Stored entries
****
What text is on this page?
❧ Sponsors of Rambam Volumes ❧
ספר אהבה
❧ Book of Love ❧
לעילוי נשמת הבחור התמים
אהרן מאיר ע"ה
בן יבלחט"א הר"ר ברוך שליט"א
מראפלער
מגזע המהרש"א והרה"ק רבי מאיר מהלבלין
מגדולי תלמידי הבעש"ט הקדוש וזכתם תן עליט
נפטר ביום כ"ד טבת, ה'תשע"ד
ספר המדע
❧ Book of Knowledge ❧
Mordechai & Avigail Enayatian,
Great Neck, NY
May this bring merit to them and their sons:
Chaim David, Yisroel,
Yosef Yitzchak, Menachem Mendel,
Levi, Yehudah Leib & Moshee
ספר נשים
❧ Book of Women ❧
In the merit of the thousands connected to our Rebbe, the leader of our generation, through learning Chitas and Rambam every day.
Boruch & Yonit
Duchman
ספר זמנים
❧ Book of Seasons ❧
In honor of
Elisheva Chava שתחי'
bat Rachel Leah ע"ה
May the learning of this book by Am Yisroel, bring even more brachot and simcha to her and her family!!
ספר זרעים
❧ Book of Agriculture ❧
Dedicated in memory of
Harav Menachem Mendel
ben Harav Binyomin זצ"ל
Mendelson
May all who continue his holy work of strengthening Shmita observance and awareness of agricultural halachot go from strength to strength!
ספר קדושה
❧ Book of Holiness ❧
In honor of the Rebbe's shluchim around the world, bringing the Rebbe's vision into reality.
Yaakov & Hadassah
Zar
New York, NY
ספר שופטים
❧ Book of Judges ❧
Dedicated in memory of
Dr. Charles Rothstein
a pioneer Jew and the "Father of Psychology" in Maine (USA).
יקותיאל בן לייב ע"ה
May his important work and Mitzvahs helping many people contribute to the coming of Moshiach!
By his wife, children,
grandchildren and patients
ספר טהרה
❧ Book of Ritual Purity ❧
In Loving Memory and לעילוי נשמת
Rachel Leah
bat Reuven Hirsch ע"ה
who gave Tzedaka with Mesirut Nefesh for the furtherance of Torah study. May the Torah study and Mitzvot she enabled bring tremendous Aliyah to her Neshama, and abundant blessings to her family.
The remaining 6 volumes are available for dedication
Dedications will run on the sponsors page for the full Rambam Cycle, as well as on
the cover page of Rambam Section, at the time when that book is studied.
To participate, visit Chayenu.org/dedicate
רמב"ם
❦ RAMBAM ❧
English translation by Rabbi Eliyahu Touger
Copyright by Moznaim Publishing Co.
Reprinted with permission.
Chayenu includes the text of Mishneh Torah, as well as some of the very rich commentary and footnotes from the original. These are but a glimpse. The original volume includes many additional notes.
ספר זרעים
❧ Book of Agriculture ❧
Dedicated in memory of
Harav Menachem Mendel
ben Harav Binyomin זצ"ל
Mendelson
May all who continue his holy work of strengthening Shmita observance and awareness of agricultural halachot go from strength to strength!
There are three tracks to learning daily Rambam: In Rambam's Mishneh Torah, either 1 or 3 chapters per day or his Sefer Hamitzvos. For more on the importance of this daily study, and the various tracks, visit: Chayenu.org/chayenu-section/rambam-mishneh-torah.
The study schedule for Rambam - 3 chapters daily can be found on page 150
****
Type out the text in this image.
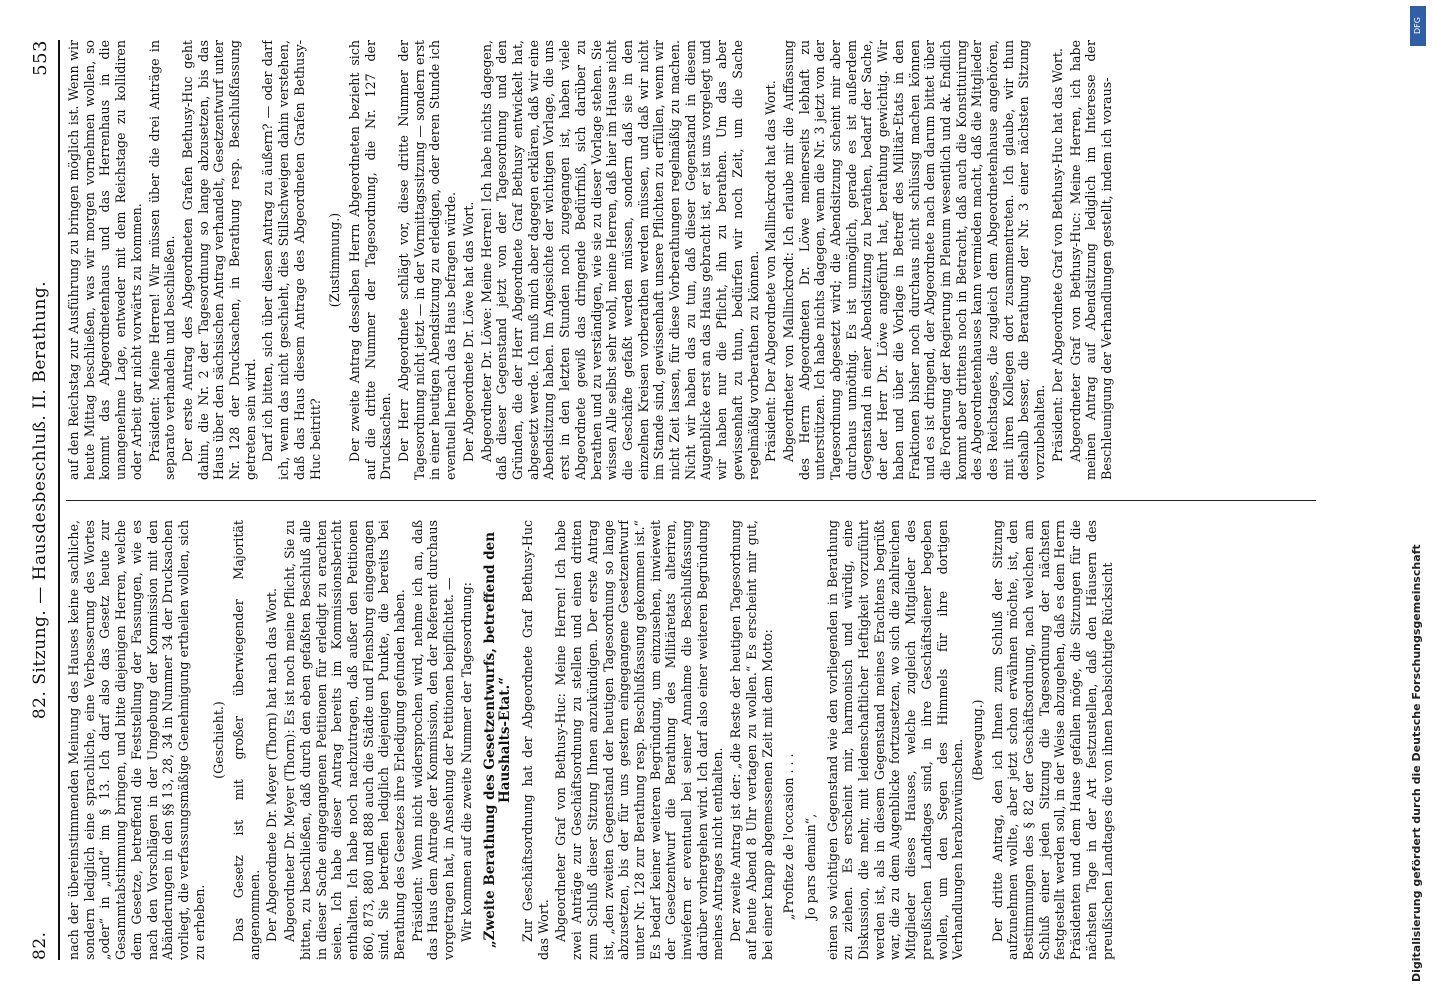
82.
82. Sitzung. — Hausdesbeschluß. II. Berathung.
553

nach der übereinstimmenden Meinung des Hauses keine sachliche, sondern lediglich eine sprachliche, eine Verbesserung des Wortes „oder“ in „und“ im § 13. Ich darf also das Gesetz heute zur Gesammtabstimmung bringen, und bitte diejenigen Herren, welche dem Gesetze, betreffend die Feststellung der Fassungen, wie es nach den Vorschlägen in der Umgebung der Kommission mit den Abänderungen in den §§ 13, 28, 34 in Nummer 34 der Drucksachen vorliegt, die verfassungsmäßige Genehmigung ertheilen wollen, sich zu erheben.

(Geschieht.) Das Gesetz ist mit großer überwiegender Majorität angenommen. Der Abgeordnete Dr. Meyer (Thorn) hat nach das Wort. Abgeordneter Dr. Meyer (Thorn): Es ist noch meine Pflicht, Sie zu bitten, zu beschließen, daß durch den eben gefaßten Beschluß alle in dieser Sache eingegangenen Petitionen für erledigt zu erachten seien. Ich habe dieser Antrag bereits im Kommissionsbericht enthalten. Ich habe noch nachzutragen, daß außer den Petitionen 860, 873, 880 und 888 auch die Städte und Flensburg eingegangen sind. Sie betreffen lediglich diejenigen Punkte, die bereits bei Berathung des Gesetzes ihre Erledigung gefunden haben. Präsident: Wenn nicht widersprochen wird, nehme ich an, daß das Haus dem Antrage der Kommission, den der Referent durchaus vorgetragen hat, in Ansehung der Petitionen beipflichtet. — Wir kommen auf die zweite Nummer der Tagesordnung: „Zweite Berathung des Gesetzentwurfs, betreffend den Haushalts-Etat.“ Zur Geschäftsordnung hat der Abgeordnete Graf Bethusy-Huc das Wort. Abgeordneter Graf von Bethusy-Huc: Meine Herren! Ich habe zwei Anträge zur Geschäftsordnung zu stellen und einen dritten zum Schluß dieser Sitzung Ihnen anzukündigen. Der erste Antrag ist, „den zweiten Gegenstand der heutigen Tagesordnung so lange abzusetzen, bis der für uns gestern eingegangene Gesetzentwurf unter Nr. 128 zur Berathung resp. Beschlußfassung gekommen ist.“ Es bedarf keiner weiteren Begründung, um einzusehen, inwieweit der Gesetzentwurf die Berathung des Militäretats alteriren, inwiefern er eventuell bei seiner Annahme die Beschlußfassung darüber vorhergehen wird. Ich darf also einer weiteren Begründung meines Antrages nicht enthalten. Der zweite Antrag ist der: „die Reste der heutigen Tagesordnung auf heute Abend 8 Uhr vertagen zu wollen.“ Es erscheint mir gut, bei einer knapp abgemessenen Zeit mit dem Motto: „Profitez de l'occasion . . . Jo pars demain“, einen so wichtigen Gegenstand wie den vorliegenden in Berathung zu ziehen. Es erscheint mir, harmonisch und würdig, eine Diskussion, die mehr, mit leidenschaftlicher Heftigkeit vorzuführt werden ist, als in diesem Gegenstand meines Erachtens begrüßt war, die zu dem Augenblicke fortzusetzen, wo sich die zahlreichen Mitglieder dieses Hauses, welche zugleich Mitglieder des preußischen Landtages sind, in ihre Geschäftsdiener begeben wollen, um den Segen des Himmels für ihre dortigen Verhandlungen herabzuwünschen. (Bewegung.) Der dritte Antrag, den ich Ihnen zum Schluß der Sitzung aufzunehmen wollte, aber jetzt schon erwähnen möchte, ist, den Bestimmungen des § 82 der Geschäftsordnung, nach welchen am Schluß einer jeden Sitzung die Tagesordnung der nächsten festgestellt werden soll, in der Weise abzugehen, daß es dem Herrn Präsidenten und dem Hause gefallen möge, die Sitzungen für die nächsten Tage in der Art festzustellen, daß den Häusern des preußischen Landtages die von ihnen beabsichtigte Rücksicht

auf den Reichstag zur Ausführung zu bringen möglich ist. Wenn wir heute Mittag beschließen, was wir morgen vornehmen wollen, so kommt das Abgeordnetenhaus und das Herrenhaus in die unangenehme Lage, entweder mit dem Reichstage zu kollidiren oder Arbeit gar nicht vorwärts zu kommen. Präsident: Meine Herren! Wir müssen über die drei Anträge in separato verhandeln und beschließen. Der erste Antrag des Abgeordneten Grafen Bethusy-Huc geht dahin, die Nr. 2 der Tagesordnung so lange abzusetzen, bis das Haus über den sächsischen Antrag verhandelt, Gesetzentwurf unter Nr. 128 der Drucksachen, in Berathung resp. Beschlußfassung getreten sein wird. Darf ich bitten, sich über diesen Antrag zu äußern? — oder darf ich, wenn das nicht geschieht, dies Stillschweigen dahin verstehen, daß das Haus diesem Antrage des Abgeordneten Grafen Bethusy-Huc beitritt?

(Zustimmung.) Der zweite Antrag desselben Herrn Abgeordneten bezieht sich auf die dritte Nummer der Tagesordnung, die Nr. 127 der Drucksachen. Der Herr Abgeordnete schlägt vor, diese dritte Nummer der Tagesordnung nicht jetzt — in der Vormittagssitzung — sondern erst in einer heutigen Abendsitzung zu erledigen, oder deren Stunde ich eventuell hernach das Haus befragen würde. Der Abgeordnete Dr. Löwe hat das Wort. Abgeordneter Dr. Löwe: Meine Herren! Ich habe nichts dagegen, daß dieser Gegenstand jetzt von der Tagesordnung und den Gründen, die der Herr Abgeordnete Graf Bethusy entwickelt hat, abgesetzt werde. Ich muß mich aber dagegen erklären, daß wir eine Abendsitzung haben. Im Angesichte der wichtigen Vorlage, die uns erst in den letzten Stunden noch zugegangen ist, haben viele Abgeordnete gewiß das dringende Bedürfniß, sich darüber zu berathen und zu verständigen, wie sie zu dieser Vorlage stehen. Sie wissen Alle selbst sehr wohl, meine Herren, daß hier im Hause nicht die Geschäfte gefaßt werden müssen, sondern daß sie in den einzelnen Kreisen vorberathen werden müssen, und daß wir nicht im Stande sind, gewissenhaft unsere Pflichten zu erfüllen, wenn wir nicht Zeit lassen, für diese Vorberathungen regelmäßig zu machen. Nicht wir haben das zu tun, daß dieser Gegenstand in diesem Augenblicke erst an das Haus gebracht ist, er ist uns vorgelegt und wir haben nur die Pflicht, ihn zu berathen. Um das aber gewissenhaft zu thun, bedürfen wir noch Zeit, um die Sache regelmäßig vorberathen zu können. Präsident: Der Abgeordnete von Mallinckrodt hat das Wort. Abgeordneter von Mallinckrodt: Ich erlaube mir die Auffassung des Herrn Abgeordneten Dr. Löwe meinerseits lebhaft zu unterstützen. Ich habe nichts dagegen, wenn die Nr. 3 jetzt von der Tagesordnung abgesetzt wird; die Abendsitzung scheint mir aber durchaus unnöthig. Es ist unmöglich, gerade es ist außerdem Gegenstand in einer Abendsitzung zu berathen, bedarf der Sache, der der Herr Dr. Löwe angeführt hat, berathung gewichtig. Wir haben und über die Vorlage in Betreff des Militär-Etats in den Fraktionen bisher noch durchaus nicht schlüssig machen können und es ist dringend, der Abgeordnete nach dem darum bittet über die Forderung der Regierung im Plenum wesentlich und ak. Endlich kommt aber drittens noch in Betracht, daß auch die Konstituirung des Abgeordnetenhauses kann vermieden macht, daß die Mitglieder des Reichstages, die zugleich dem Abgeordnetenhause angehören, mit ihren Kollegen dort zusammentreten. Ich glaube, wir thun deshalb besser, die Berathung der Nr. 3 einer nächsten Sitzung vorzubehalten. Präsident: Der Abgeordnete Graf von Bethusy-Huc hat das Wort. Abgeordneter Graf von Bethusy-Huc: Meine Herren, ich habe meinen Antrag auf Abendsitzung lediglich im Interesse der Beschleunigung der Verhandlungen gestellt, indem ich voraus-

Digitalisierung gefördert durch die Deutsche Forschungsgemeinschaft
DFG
****
_Aim of the task_. Show the lines where the word "daily" appears in the entries.

_Problem solution_.
There are three tracks to learning daily Rambam: In Rambam's Mishneh Torah, either 1 or 3 chapters per day or his Sefer Hamitzvos. For more on the importance of this daily study, and the various tracks, visit: Chayenu.org/chayenu-section/rambam-mishneh-torah.
The study schedule for Rambam - 3 chapters daily can be found on page 150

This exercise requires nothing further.